§ WORK TO COMPLETE
Count lines holding the string "JSON" in the data that follows. Reply with one number only.

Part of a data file
* * * *

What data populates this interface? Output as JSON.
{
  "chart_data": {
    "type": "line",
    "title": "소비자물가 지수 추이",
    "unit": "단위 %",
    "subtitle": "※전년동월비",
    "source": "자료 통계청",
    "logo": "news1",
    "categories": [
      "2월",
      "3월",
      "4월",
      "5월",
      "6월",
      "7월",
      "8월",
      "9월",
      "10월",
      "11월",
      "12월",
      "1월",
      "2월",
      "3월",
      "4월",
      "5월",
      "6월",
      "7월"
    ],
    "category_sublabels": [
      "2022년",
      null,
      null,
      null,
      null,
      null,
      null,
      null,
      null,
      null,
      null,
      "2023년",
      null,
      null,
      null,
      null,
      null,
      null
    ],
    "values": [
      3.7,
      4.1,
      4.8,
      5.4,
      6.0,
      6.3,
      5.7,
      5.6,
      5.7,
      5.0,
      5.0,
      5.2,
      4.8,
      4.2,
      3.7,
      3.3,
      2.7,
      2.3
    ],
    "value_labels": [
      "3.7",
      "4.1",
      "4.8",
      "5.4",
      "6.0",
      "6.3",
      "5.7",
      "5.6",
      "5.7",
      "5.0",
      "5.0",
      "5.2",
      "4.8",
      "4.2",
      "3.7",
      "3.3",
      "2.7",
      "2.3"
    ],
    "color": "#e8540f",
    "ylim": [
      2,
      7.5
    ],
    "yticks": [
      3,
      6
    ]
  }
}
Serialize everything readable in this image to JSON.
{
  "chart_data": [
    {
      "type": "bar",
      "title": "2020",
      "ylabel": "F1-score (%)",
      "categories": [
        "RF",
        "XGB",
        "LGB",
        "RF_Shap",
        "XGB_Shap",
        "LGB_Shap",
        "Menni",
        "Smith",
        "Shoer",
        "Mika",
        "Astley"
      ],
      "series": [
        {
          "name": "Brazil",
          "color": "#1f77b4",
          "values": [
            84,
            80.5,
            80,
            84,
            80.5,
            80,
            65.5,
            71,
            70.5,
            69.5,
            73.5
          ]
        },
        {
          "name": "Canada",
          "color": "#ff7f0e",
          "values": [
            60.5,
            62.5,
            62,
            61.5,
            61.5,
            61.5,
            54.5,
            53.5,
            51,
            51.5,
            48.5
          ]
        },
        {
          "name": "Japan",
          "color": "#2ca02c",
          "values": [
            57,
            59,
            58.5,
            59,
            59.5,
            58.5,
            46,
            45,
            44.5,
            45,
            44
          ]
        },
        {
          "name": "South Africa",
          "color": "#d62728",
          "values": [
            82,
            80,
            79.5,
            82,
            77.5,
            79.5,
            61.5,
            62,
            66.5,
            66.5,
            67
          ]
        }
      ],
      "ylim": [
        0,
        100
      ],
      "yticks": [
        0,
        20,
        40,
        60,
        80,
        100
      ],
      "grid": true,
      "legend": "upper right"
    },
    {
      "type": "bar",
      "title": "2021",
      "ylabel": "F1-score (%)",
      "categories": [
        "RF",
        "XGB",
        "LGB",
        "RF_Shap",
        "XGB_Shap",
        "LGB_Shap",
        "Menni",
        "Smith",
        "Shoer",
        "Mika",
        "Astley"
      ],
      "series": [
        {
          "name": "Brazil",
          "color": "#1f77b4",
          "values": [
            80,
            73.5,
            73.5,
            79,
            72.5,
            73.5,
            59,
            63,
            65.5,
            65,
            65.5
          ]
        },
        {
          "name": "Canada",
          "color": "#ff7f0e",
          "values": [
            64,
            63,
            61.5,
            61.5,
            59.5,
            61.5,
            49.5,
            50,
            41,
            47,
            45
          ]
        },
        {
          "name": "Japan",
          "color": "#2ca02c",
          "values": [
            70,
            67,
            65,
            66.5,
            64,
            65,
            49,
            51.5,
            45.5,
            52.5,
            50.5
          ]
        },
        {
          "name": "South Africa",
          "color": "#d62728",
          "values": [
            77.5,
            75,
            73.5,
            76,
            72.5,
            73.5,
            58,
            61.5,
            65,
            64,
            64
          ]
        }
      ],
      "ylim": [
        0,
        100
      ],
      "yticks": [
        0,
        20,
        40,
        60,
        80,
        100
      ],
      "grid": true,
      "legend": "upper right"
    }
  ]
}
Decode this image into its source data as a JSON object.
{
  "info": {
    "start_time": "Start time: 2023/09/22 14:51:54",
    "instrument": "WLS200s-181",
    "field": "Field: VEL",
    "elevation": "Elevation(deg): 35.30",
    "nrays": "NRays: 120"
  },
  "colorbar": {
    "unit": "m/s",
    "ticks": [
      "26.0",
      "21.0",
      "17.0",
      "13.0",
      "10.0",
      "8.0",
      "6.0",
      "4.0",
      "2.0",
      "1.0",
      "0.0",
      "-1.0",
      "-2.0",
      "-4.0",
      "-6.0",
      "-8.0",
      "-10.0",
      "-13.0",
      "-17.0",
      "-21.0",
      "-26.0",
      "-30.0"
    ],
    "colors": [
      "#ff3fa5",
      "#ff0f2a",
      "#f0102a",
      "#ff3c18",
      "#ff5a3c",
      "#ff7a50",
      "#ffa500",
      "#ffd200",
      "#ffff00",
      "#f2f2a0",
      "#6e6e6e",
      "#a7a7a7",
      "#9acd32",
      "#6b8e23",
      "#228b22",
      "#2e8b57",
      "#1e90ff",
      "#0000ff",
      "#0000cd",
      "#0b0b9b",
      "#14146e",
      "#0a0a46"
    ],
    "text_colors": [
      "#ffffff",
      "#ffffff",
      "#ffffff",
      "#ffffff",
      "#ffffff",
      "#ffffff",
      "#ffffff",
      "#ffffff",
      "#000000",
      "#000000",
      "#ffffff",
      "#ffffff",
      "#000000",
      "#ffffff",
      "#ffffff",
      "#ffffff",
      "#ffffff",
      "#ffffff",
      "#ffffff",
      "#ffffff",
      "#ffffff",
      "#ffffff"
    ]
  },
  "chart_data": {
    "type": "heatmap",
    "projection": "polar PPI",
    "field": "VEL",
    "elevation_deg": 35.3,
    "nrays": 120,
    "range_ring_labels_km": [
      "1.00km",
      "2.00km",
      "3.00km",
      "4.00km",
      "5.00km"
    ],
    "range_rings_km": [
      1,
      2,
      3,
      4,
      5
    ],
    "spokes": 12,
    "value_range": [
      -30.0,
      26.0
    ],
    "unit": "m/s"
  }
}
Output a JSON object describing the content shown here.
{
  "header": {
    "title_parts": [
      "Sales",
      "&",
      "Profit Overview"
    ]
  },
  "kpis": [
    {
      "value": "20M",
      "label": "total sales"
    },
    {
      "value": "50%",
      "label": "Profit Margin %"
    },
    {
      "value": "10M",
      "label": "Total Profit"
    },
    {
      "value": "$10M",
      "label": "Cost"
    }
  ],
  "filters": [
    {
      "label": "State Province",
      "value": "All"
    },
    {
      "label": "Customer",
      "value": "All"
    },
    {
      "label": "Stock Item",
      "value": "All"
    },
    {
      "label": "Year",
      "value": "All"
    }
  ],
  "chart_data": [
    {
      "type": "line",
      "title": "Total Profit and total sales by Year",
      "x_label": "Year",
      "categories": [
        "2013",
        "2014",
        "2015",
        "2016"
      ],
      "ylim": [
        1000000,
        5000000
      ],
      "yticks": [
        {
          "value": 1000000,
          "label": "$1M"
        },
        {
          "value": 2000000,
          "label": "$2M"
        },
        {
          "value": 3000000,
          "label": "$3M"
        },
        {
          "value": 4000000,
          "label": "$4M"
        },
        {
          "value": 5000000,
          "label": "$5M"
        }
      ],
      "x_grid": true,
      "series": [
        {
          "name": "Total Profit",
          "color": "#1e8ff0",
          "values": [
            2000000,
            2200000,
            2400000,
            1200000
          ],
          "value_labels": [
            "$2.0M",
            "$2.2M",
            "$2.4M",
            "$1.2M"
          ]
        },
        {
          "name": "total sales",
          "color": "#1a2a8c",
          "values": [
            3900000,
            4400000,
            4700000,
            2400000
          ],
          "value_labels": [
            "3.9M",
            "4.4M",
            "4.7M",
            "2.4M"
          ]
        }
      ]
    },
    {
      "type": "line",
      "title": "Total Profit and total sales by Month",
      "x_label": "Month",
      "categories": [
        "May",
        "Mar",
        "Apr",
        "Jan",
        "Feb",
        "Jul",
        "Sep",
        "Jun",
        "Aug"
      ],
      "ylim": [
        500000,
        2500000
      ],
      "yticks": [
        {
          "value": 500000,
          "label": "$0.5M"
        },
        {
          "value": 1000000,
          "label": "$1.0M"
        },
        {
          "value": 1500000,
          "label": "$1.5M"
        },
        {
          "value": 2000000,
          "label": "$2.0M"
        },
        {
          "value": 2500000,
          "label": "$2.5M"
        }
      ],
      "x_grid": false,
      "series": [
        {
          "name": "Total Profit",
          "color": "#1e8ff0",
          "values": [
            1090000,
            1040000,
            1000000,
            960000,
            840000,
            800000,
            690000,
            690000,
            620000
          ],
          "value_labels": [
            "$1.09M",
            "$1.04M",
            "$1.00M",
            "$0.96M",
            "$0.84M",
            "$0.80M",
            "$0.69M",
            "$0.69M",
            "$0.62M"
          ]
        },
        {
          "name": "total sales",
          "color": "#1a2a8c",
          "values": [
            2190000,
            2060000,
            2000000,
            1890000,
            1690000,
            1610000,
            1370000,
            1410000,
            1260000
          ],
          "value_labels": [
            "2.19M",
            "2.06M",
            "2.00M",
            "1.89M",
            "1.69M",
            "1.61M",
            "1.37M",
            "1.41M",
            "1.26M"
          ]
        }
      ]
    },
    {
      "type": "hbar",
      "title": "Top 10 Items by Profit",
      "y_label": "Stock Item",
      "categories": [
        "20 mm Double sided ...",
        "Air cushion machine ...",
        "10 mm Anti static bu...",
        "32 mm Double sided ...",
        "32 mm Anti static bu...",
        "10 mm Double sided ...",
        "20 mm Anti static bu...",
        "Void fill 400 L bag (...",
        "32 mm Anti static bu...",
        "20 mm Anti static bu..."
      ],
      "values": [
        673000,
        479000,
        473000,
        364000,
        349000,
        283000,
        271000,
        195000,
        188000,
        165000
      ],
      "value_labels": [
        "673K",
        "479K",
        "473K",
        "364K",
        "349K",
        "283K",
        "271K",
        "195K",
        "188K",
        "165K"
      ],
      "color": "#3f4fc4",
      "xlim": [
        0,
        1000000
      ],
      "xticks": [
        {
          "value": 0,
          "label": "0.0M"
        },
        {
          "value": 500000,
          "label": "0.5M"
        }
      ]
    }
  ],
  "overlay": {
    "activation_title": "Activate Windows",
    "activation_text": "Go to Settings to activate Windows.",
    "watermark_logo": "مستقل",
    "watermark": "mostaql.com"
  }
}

* * * *

§ PROBLEM SOLUTION
4